**What you have to do**
Compute the number of lines that include the string "JSON", then output that number and nothing else.

**** Task input

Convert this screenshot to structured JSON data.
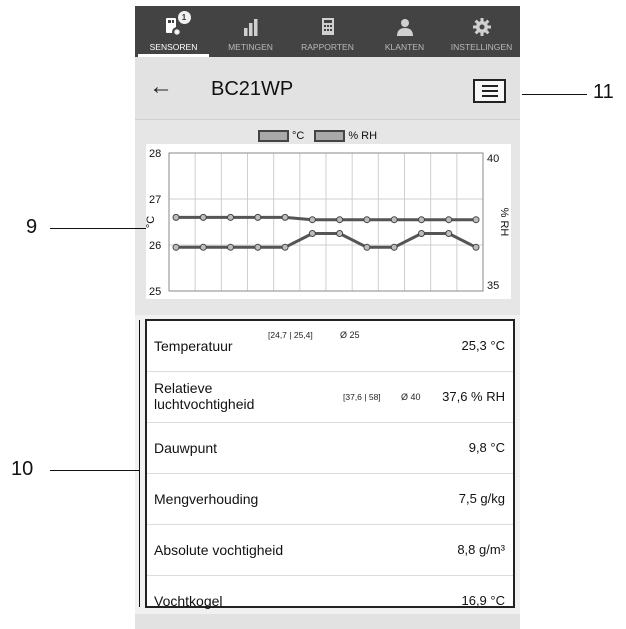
{
  "nav": {
    "items": [
      {
        "label": "SENSOREN",
        "icon": "sensor-icon",
        "active": true,
        "badge": "1"
      },
      {
        "label": "METINGEN",
        "icon": "bar-chart-icon",
        "active": false
      },
      {
        "label": "RAPPORTEN",
        "icon": "report-icon",
        "active": false
      },
      {
        "label": "KLANTEN",
        "icon": "customer-icon",
        "active": false
      },
      {
        "label": "INSTELLINGEN",
        "icon": "gear-icon",
        "active": false
      }
    ]
  },
  "header": {
    "back_icon": "arrow-left-icon",
    "title": "BC21WP",
    "menu_icon": "hamburger-menu-icon"
  },
  "chart_data": {
    "type": "line",
    "legend": [
      "°C",
      "% RH"
    ],
    "x": [
      0,
      1,
      2,
      3,
      4,
      5,
      6,
      7,
      8,
      9,
      10,
      11
    ],
    "series": [
      {
        "name": "°C",
        "axis": "left",
        "values": [
          26.6,
          26.6,
          26.6,
          26.6,
          26.6,
          26.55,
          26.55,
          26.55,
          26.55,
          26.55,
          26.55,
          26.55
        ]
      },
      {
        "name": "% RH",
        "axis": "left",
        "values": [
          25.95,
          25.95,
          25.95,
          25.95,
          25.95,
          26.25,
          26.25,
          25.95,
          25.95,
          26.25,
          26.25,
          25.95
        ]
      }
    ],
    "ylim": [
      25,
      28
    ],
    "yticks": [
      25,
      26,
      27,
      28
    ],
    "y2lim": [
      35,
      40
    ],
    "y2ticks": [
      35,
      40
    ],
    "ylabel": "°C",
    "y2label": "% RH",
    "grid": true
  },
  "measurements": [
    {
      "name": "Temperatuur",
      "range": "[24,7 | 25,4]",
      "avg": "Ø 25",
      "value": "25,3 °C"
    },
    {
      "name_line1": "Relatieve",
      "name_line2": "luchtvochtigheid",
      "range": "[37,6 | 58]",
      "avg": "Ø 40",
      "value": "37,6 % RH"
    },
    {
      "name": "Dauwpunt",
      "value": "9,8 °C"
    },
    {
      "name": "Mengverhouding",
      "value": "7,5 g/kg"
    },
    {
      "name": "Absolute vochtigheid",
      "value": "8,8 g/m³"
    },
    {
      "name": "Vochtkogel",
      "value": "16,9 °C"
    }
  ],
  "callouts": {
    "chart": "9",
    "panel": "10",
    "menu": "11"
  },
  "colors": {
    "nav_bg": "#434343",
    "header_bg": "#e2e2e2",
    "line": "#555555",
    "marker_fill": "#bdbdbd"
  }
}
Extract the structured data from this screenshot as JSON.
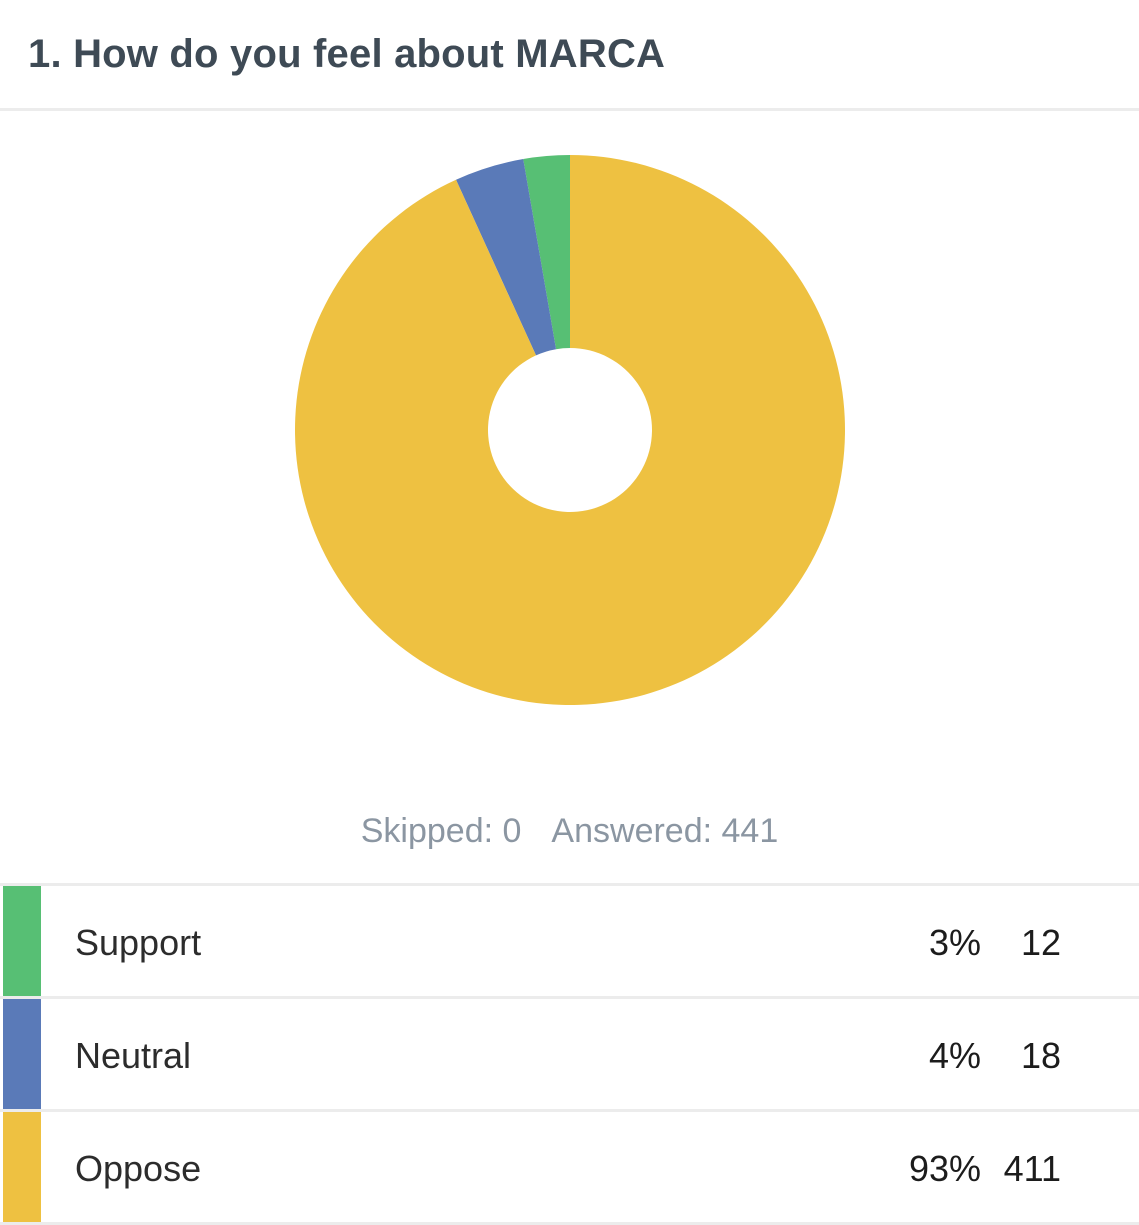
{
  "question": {
    "title": "1. How do you feel about MARCA"
  },
  "summary": {
    "skipped": "Skipped: 0",
    "answered": "Answered: 441"
  },
  "chart_data": {
    "type": "pie",
    "title": "1. How do you feel about MARCA",
    "series": [
      {
        "name": "Support",
        "value": 12,
        "percent": "3%",
        "color": "#57bf74"
      },
      {
        "name": "Neutral",
        "value": 18,
        "percent": "4%",
        "color": "#5a7ab8"
      },
      {
        "name": "Oppose",
        "value": 411,
        "percent": "93%",
        "color": "#eec141"
      }
    ],
    "total": 441
  },
  "rows": [
    {
      "label": "Support",
      "percent": "3%",
      "count": "12",
      "color": "#57bf74"
    },
    {
      "label": "Neutral",
      "percent": "4%",
      "count": "18",
      "color": "#5a7ab8"
    },
    {
      "label": "Oppose",
      "percent": "93%",
      "count": "411",
      "color": "#eec141"
    }
  ]
}
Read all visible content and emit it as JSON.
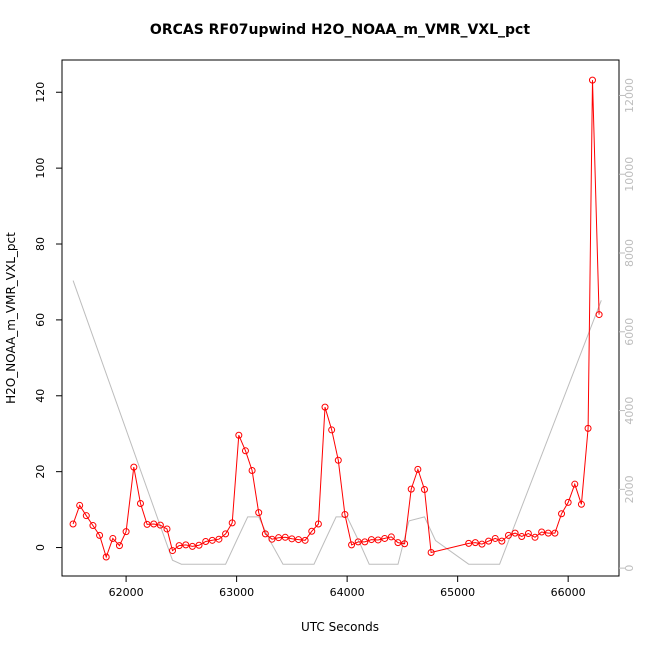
{
  "chart_data": {
    "type": "line",
    "title": "ORCAS RF07upwind H2O_NOAA_m_VMR_VXL_pct",
    "xlabel": "UTC Seconds",
    "ylabel": "H2O_NOAA_m_VMR_VXL_pct",
    "xlim": [
      61420,
      66460
    ],
    "ylim": [
      -7.5,
      128.5
    ],
    "y2lim": [
      -200,
      12900
    ],
    "x_ticks": [
      62000,
      63000,
      64000,
      65000,
      66000
    ],
    "y_ticks": [
      0,
      20,
      40,
      60,
      80,
      100,
      120
    ],
    "y2_ticks": [
      0,
      2000,
      4000,
      6000,
      8000,
      10000,
      12000
    ],
    "colors": {
      "primary": "#ff0000",
      "secondary": "#bdbdbd"
    },
    "grid": false,
    "series": [
      {
        "axis": "left",
        "color": "#ff0000",
        "markers": true,
        "points": [
          [
            61520,
            6.2
          ],
          [
            61580,
            11.1
          ],
          [
            61640,
            8.4
          ],
          [
            61700,
            5.8
          ],
          [
            61760,
            3.2
          ],
          [
            61820,
            -2.5
          ],
          [
            61880,
            2.4
          ],
          [
            61940,
            0.5
          ],
          [
            62000,
            4.2
          ],
          [
            62070,
            21.2
          ],
          [
            62130,
            11.6
          ],
          [
            62190,
            6.1
          ],
          [
            62250,
            6.2
          ],
          [
            62310,
            5.9
          ],
          [
            62370,
            4.9
          ],
          [
            62420,
            -0.8
          ],
          [
            62480,
            0.5
          ],
          [
            62540,
            0.7
          ],
          [
            62600,
            0.3
          ],
          [
            62660,
            0.6
          ],
          [
            62720,
            1.6
          ],
          [
            62780,
            1.9
          ],
          [
            62840,
            2.2
          ],
          [
            62900,
            3.6
          ],
          [
            62960,
            6.5
          ],
          [
            63020,
            29.6
          ],
          [
            63080,
            25.5
          ],
          [
            63140,
            20.3
          ],
          [
            63200,
            9.2
          ],
          [
            63260,
            3.6
          ],
          [
            63320,
            2.2
          ],
          [
            63380,
            2.6
          ],
          [
            63440,
            2.7
          ],
          [
            63500,
            2.3
          ],
          [
            63560,
            2.1
          ],
          [
            63620,
            1.9
          ],
          [
            63680,
            4.3
          ],
          [
            63740,
            6.2
          ],
          [
            63800,
            37.0
          ],
          [
            63860,
            31.0
          ],
          [
            63920,
            23.0
          ],
          [
            63980,
            8.7
          ],
          [
            64040,
            0.7
          ],
          [
            64100,
            1.5
          ],
          [
            64160,
            1.5
          ],
          [
            64220,
            2.1
          ],
          [
            64280,
            2.0
          ],
          [
            64340,
            2.4
          ],
          [
            64400,
            2.8
          ],
          [
            64460,
            1.3
          ],
          [
            64520,
            1.0
          ],
          [
            64580,
            15.4
          ],
          [
            64640,
            20.6
          ],
          [
            64700,
            15.3
          ],
          [
            64760,
            -1.3
          ],
          [
            65100,
            1.1
          ],
          [
            65160,
            1.3
          ],
          [
            65220,
            0.9
          ],
          [
            65280,
            1.7
          ],
          [
            65340,
            2.4
          ],
          [
            65400,
            1.7
          ],
          [
            65460,
            3.2
          ],
          [
            65520,
            3.8
          ],
          [
            65580,
            2.9
          ],
          [
            65640,
            3.7
          ],
          [
            65700,
            2.7
          ],
          [
            65760,
            4.1
          ],
          [
            65820,
            3.8
          ],
          [
            65880,
            3.8
          ],
          [
            65940,
            8.9
          ],
          [
            66000,
            11.9
          ],
          [
            66060,
            16.7
          ],
          [
            66120,
            11.4
          ],
          [
            66180,
            31.4
          ],
          [
            66220,
            123.2
          ],
          [
            66280,
            61.4
          ]
        ]
      },
      {
        "axis": "right",
        "color": "#bdbdbd",
        "markers": false,
        "points": [
          [
            61520,
            7300
          ],
          [
            62420,
            200
          ],
          [
            62500,
            100
          ],
          [
            62900,
            100
          ],
          [
            63000,
            700
          ],
          [
            63100,
            1300
          ],
          [
            63200,
            1300
          ],
          [
            63300,
            700
          ],
          [
            63420,
            100
          ],
          [
            63700,
            100
          ],
          [
            63800,
            700
          ],
          [
            63900,
            1300
          ],
          [
            64000,
            1300
          ],
          [
            64120,
            600
          ],
          [
            64200,
            100
          ],
          [
            64460,
            100
          ],
          [
            64560,
            1200
          ],
          [
            64700,
            1300
          ],
          [
            64800,
            700
          ],
          [
            65100,
            100
          ],
          [
            65380,
            100
          ],
          [
            66300,
            6800
          ]
        ]
      }
    ]
  }
}
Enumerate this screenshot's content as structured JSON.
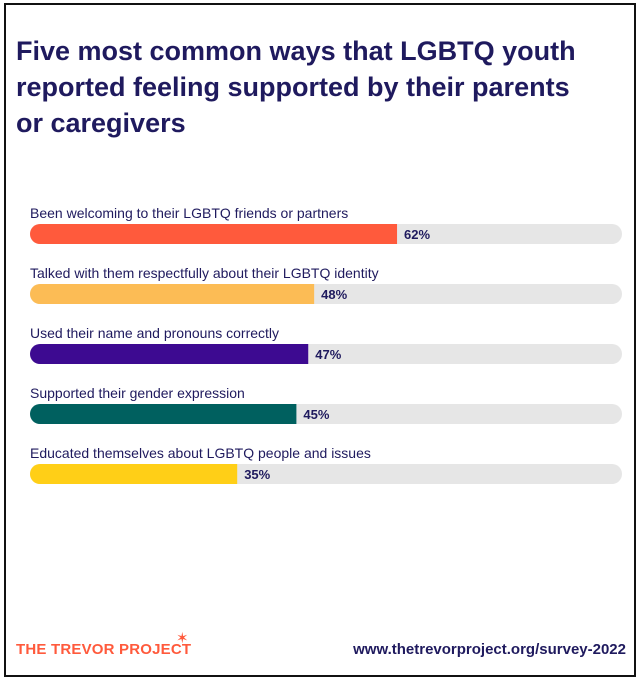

********

**Task solution**
4